[Stored data entries]
■ ■ ■ ■ ■ ■ ■
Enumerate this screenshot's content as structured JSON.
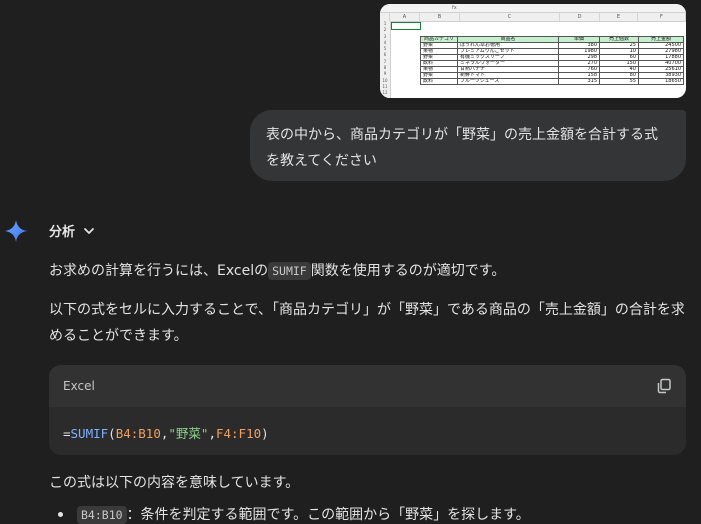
{
  "thumbnail": {
    "formula_bar": "fx",
    "columns": [
      "A",
      "B",
      "C",
      "D",
      "E",
      "F"
    ],
    "row_numbers": [
      "1",
      "2",
      "3",
      "4",
      "5",
      "6",
      "7",
      "8",
      "9",
      "10",
      "11",
      "12"
    ],
    "headers": [
      "商品カテゴリ",
      "商品名",
      "単価",
      "売上個数",
      "売上金額"
    ],
    "rows": [
      [
        "野菜",
        "ほうれん草お徳用",
        "380",
        "25",
        "24500"
      ],
      [
        "果物",
        "プレミアムりんごセット",
        "1980",
        "10",
        "27980"
      ],
      [
        "野菜",
        "有機ミックスリーフ",
        "298",
        "60",
        "17880"
      ],
      [
        "飲料",
        "ミネラルウォーター",
        "270",
        "150",
        "40700"
      ],
      [
        "果物",
        "甘熟バナナ",
        "760",
        "40",
        "25610"
      ],
      [
        "野菜",
        "新鮮トマト",
        "158",
        "80",
        "38930"
      ],
      [
        "飲料",
        "フルーツジュース",
        "315",
        "55",
        "18650"
      ]
    ]
  },
  "user_message": "表の中から、商品カテゴリが「野菜」の売上金額を合計する式を教えてください",
  "assistant": {
    "analysis_label": "分析",
    "para1_before": "お求めの計算を行うには、Excelの",
    "para1_code": "SUMIF",
    "para1_after": "関数を使用するのが適切です。",
    "para2": "以下の式をセルに入力することで、「商品カテゴリ」が「野菜」である商品の「売上金額」の合計を求めることができます。",
    "code_block": {
      "language": "Excel",
      "parts": {
        "eq": "=",
        "fn": "SUMIF",
        "open": "(",
        "ref1": "B4:B10",
        "c1": ",",
        "str": "\"野菜\"",
        "c2": ",",
        "ref2": "F4:F10",
        "close": ")"
      }
    },
    "para3": "この式は以下の内容を意味しています。",
    "bullet1_code": "B4:B10",
    "bullet1_text": "：条件を判定する範囲です。この範囲から「野菜」を探します。"
  },
  "icons": {
    "sparkle": "sparkle-icon",
    "chevron": "chevron-down-icon",
    "copy": "copy-icon"
  },
  "colors": {
    "background": "#1f1f1f",
    "bubble": "#333537",
    "sparkle": "#4a8df8"
  }
}
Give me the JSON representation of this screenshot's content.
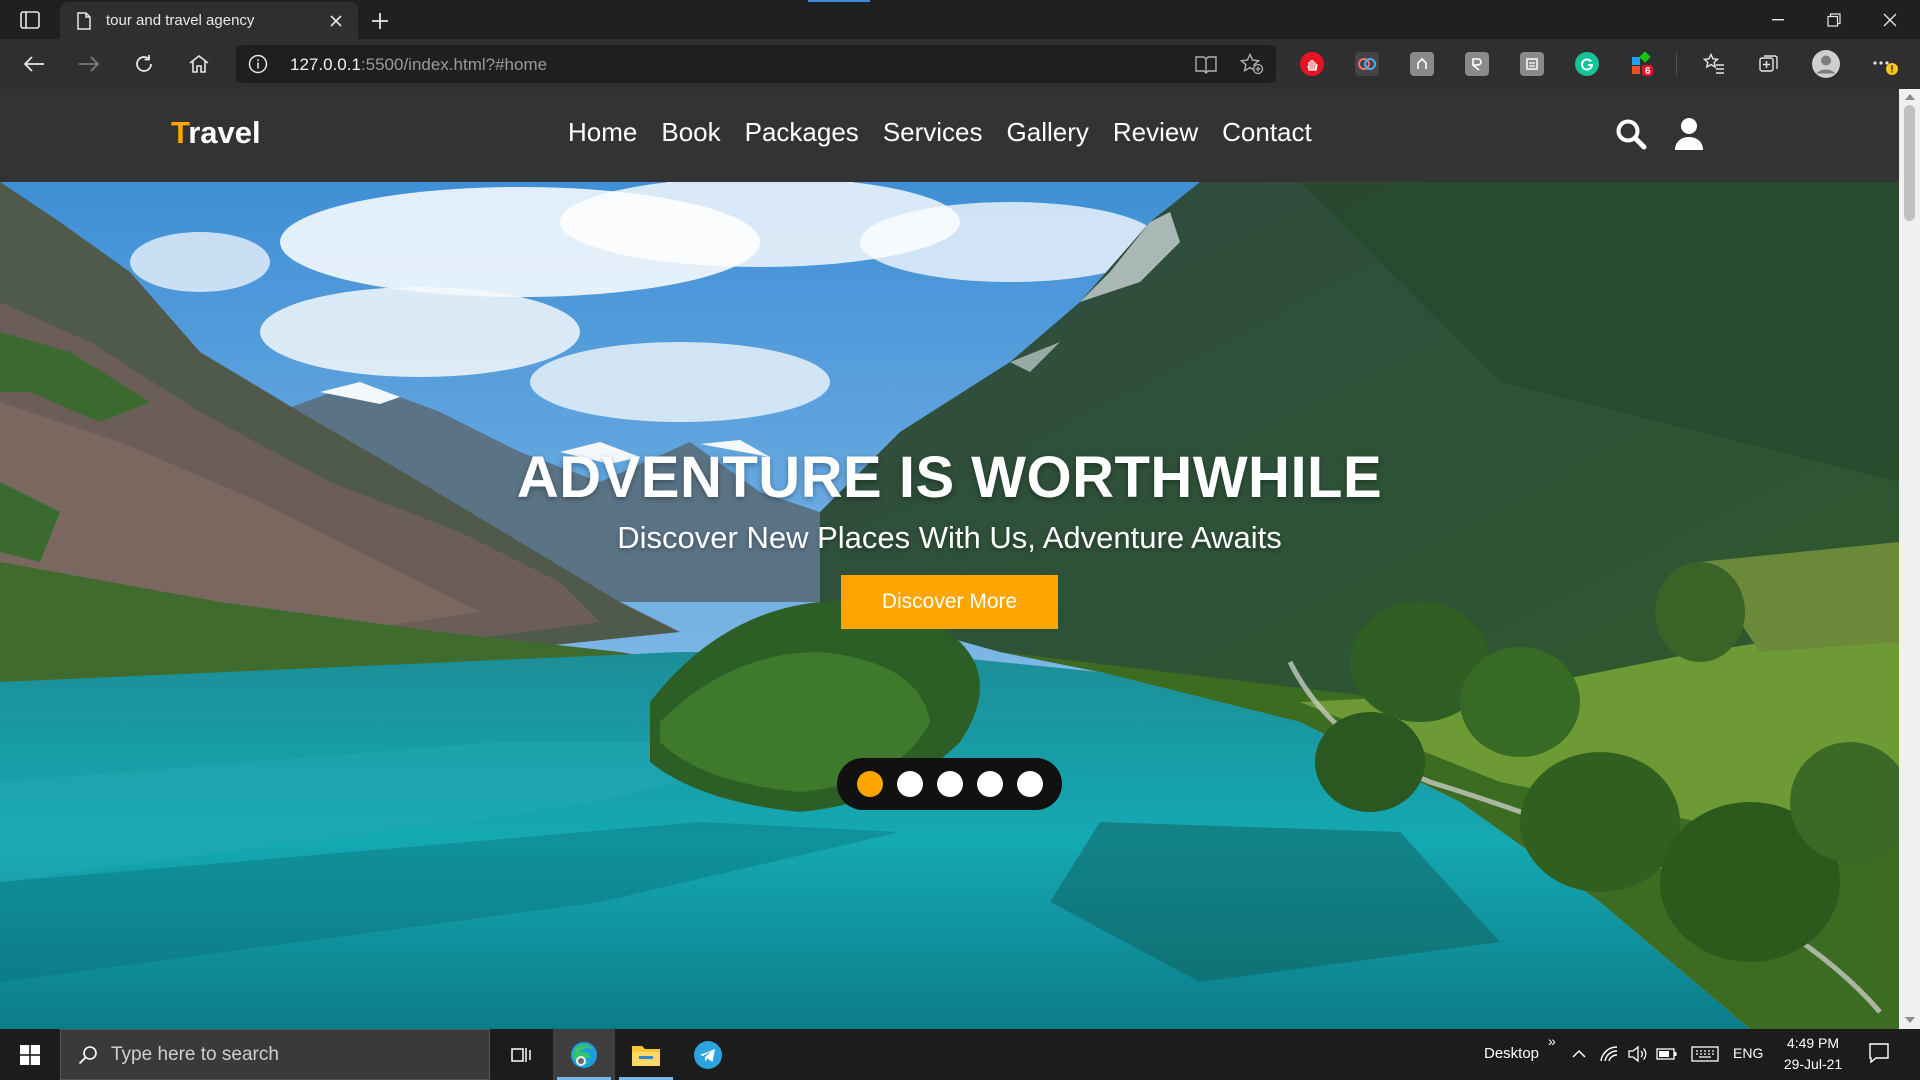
{
  "browser": {
    "tab_title": "tour and travel agency",
    "url_host": "127.0.0.1",
    "url_rest": ":5500/index.html?#home",
    "extension_badge": "6"
  },
  "site": {
    "logo_first_letter": "T",
    "logo_rest": "ravel",
    "nav": [
      "Home",
      "Book",
      "Packages",
      "Services",
      "Gallery",
      "Review",
      "Contact"
    ],
    "colors": {
      "accent": "#ffa500",
      "header_bg": "#333333"
    }
  },
  "hero": {
    "title": "ADVENTURE IS WORTHWHILE",
    "subtitle": "Discover New Places With Us, Adventure Awaits",
    "button_label": "Discover More",
    "slides_count": 5,
    "active_slide": 1
  },
  "taskbar": {
    "search_placeholder": "Type here to search",
    "desktop_label": "Desktop",
    "language": "ENG",
    "time": "4:49 PM",
    "date": "29-Jul-21"
  }
}
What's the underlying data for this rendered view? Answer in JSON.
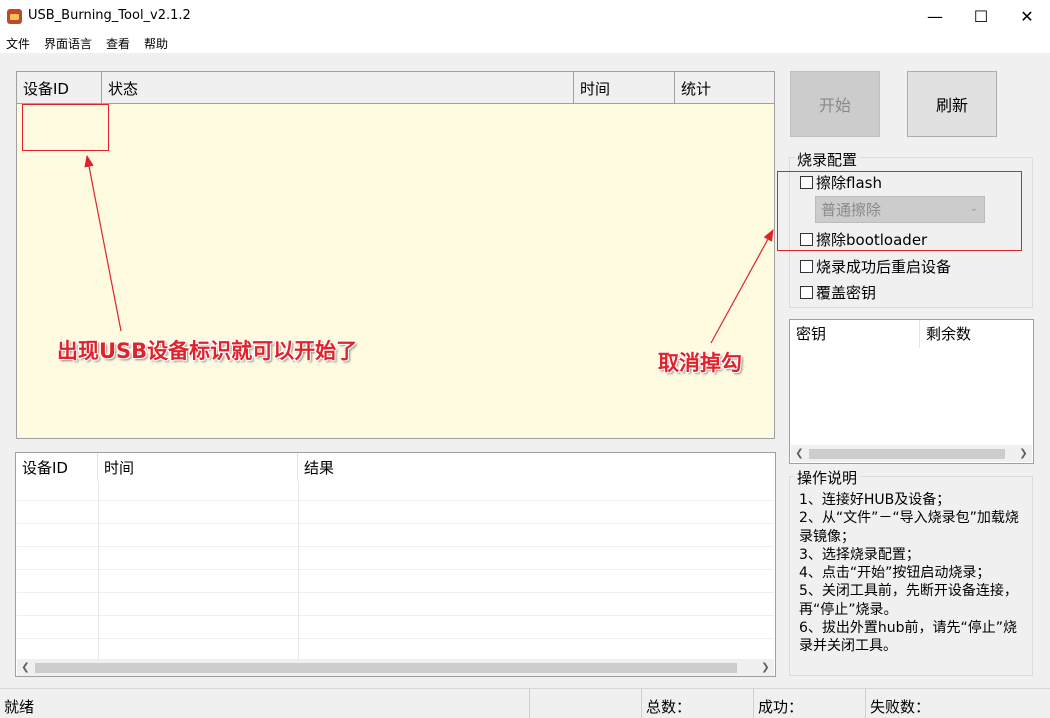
{
  "window": {
    "title": "USB_Burning_Tool_v2.1.2",
    "minimize": "—",
    "maximize": "☐",
    "close": "✕"
  },
  "menu": [
    "文件",
    "界面语言",
    "查看",
    "帮助"
  ],
  "device_table": {
    "columns": [
      "设备ID",
      "状态",
      "时间",
      "统计"
    ]
  },
  "result_table": {
    "columns": [
      "设备ID",
      "时间",
      "结果"
    ]
  },
  "buttons": {
    "start": "开始",
    "refresh": "刷新"
  },
  "burn_config": {
    "title": "烧录配置",
    "erase_flash": "擦除flash",
    "erase_mode": "普通擦除",
    "erase_bootloader": "擦除bootloader",
    "reboot_after": "烧录成功后重启设备",
    "overwrite_key": "覆盖密钥"
  },
  "key_table": {
    "columns": [
      "密钥",
      "剩余数"
    ]
  },
  "instructions": {
    "title": "操作说明",
    "lines": [
      "1、连接好HUB及设备；",
      "2、从“文件”－“导入烧录包”加载烧录镜像；",
      "3、选择烧录配置；",
      "4、点击“开始”按钮启动烧录；",
      "5、关闭工具前，先断开设备连接，再“停止”烧录。",
      "6、拔出外置hub前，请先“停止”烧录并关闭工具。"
    ]
  },
  "annotations": {
    "left": "出现USB设备标识就可以开始了",
    "right": "取消掉勾"
  },
  "statusbar": {
    "status": "就绪",
    "total": "总数：",
    "success": "成功：",
    "fail": "失败数："
  },
  "colors": {
    "device_panel_bg": "#fffbe1",
    "annotation_red": "#e0232b",
    "disabled_button": "#cccccc"
  },
  "icons": {
    "app": "usb-tool-icon",
    "scroll_left": "chevron-left-icon",
    "scroll_right": "chevron-right-icon",
    "dropdown": "chevron-down-icon"
  }
}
■ ■ ■ ■ ■ ■ ■
* [WRITTEN EXERCISE]
Every line above should be repeated exactly; pictures stay out of the copy.

* [SOLUTION FOR THIS EXERCISE]
Enumerate this screenshot's content as structured JSON.
{
  "thumbnail": {
    "formula_bar": "fx",
    "columns": [
      "A",
      "B",
      "C",
      "D",
      "E",
      "F"
    ],
    "row_numbers": [
      "1",
      "2",
      "3",
      "4",
      "5",
      "6",
      "7",
      "8",
      "9",
      "10",
      "11",
      "12"
    ],
    "headers": [
      "商品カテゴリ",
      "商品名",
      "単価",
      "売上個数",
      "売上金額"
    ],
    "rows": [
      [
        "野菜",
        "ほうれん草お徳用",
        "380",
        "25",
        "24500"
      ],
      [
        "果物",
        "プレミアムりんごセット",
        "1980",
        "10",
        "27980"
      ],
      [
        "野菜",
        "有機ミックスリーフ",
        "298",
        "60",
        "17880"
      ],
      [
        "飲料",
        "ミネラルウォーター",
        "270",
        "150",
        "40700"
      ],
      [
        "果物",
        "甘熟バナナ",
        "760",
        "40",
        "25610"
      ],
      [
        "野菜",
        "新鮮トマト",
        "158",
        "80",
        "38930"
      ],
      [
        "飲料",
        "フルーツジュース",
        "315",
        "55",
        "18650"
      ]
    ]
  },
  "user_message": "表の中から、商品カテゴリが「野菜」の売上金額を合計する式を教えてください",
  "assistant": {
    "analysis_label": "分析",
    "para1_before": "お求めの計算を行うには、Excelの",
    "para1_code": "SUMIF",
    "para1_after": "関数を使用するのが適切です。",
    "para2": "以下の式をセルに入力することで、「商品カテゴリ」が「野菜」である商品の「売上金額」の合計を求めることができます。",
    "code_block": {
      "language": "Excel",
      "parts": {
        "eq": "=",
        "fn": "SUMIF",
        "open": "(",
        "ref1": "B4:B10",
        "c1": ",",
        "str": "\"野菜\"",
        "c2": ",",
        "ref2": "F4:F10",
        "close": ")"
      }
    },
    "para3": "この式は以下の内容を意味しています。",
    "bullet1_code": "B4:B10",
    "bullet1_text": "：条件を判定する範囲です。この範囲から「野菜」を探します。"
  },
  "icons": {
    "sparkle": "sparkle-icon",
    "chevron": "chevron-down-icon",
    "copy": "copy-icon"
  },
  "colors": {
    "background": "#1f1f1f",
    "bubble": "#333537",
    "sparkle": "#4a8df8"
  }
}
Give me the JSON representation of this screenshot's content.
{
  "browser": {
    "tab_title": "tour and travel agency",
    "url_host": "127.0.0.1",
    "url_rest": ":5500/index.html?#home",
    "extension_badge": "6"
  },
  "site": {
    "logo_first_letter": "T",
    "logo_rest": "ravel",
    "nav": [
      "Home",
      "Book",
      "Packages",
      "Services",
      "Gallery",
      "Review",
      "Contact"
    ],
    "colors": {
      "accent": "#ffa500",
      "header_bg": "#333333"
    }
  },
  "hero": {
    "title": "ADVENTURE IS WORTHWHILE",
    "subtitle": "Discover New Places With Us, Adventure Awaits",
    "button_label": "Discover More",
    "slides_count": 5,
    "active_slide": 1
  },
  "taskbar": {
    "search_placeholder": "Type here to search",
    "desktop_label": "Desktop",
    "language": "ENG",
    "time": "4:49 PM",
    "date": "29-Jul-21"
  }
}
What's the underlying data for this rendered view? Answer in JSON.
{
  "window": {
    "title": "USB_Burning_Tool_v2.1.2",
    "minimize": "—",
    "maximize": "☐",
    "close": "✕"
  },
  "menu": [
    "文件",
    "界面语言",
    "查看",
    "帮助"
  ],
  "device_table": {
    "columns": [
      "设备ID",
      "状态",
      "时间",
      "统计"
    ]
  },
  "result_table": {
    "columns": [
      "设备ID",
      "时间",
      "结果"
    ]
  },
  "buttons": {
    "start": "开始",
    "refresh": "刷新"
  },
  "burn_config": {
    "title": "烧录配置",
    "erase_flash": "擦除flash",
    "erase_mode": "普通擦除",
    "erase_bootloader": "擦除bootloader",
    "reboot_after": "烧录成功后重启设备",
    "overwrite_key": "覆盖密钥"
  },
  "key_table": {
    "columns": [
      "密钥",
      "剩余数"
    ]
  },
  "instructions": {
    "title": "操作说明",
    "lines": [
      "1、连接好HUB及设备；",
      "2、从“文件”－“导入烧录包”加载烧录镜像；",
      "3、选择烧录配置；",
      "4、点击“开始”按钮启动烧录；",
      "5、关闭工具前，先断开设备连接，再“停止”烧录。",
      "6、拔出外置hub前，请先“停止”烧录并关闭工具。"
    ]
  },
  "annotations": {
    "left": "出现USB设备标识就可以开始了",
    "right": "取消掉勾"
  },
  "statusbar": {
    "status": "就绪",
    "total": "总数：",
    "success": "成功：",
    "fail": "失败数："
  },
  "colors": {
    "device_panel_bg": "#fffbe1",
    "annotation_red": "#e0232b",
    "disabled_button": "#cccccc"
  },
  "icons": {
    "app": "usb-tool-icon",
    "scroll_left": "chevron-left-icon",
    "scroll_right": "chevron-right-icon",
    "dropdown": "chevron-down-icon"
  }
}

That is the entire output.